WRITTEN REQUEST ▸
Identify the lines that include the word "Enter", then copy all of them.

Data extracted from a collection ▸

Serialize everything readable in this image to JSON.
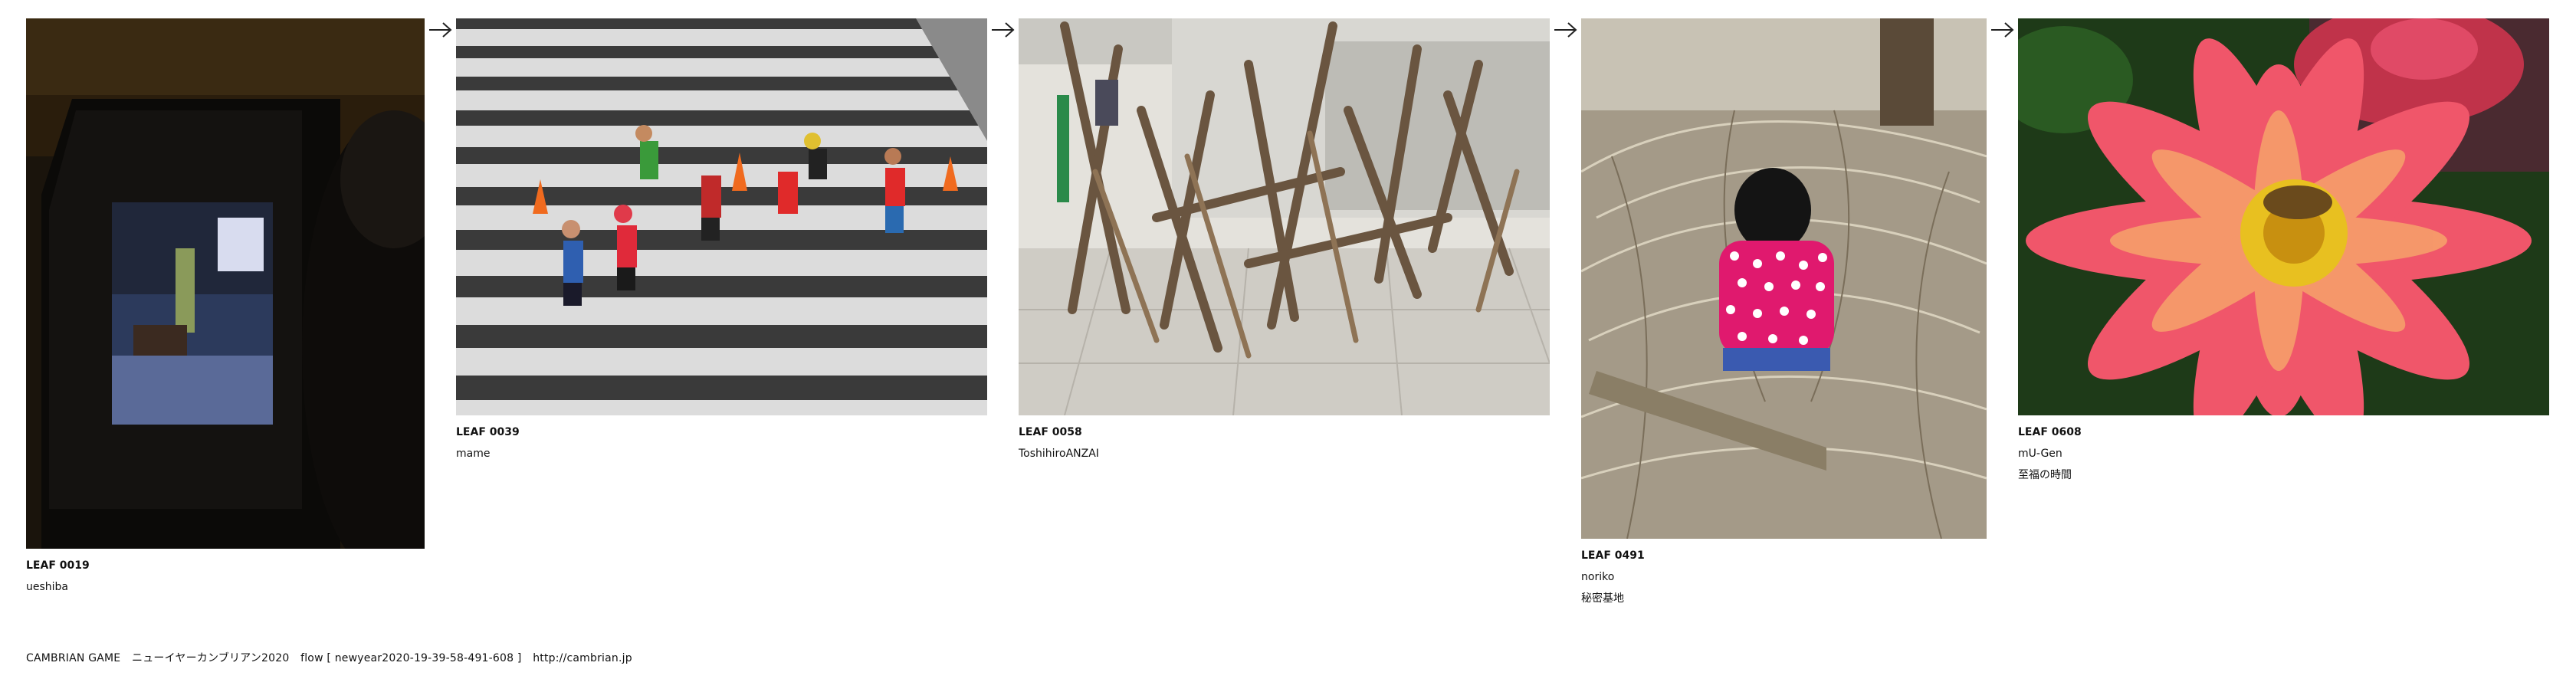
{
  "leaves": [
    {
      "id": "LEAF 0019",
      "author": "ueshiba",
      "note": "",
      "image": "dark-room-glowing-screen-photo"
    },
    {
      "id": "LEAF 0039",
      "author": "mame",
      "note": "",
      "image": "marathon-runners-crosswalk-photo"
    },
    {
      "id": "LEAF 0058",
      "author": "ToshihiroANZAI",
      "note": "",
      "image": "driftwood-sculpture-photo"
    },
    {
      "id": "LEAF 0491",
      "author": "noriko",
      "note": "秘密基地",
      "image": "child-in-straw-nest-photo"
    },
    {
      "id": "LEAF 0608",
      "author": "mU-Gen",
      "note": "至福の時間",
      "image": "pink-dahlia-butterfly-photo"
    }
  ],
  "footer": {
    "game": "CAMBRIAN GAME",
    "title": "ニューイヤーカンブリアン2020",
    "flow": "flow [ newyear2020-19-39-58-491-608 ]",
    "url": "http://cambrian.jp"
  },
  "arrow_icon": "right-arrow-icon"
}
...
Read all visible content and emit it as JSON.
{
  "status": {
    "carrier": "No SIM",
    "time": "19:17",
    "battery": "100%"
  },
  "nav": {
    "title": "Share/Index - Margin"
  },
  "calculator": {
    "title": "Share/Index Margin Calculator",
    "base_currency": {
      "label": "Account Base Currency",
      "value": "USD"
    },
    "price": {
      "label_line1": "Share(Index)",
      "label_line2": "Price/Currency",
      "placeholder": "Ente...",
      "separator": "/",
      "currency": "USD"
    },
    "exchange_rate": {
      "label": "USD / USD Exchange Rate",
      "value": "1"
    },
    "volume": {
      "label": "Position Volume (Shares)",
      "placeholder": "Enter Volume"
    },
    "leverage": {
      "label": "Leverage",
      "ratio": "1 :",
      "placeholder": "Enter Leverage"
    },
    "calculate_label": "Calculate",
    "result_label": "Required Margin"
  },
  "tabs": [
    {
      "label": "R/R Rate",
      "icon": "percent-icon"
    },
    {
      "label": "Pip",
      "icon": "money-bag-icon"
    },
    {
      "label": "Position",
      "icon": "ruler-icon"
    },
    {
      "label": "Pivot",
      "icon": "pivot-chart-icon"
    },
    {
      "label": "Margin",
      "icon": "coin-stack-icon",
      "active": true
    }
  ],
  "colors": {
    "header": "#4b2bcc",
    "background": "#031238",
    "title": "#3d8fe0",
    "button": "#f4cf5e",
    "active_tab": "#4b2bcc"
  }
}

EXPECTED ANSWER ▸
      "placeholder": "Enter Volume"
      "placeholder": "Enter Leverage"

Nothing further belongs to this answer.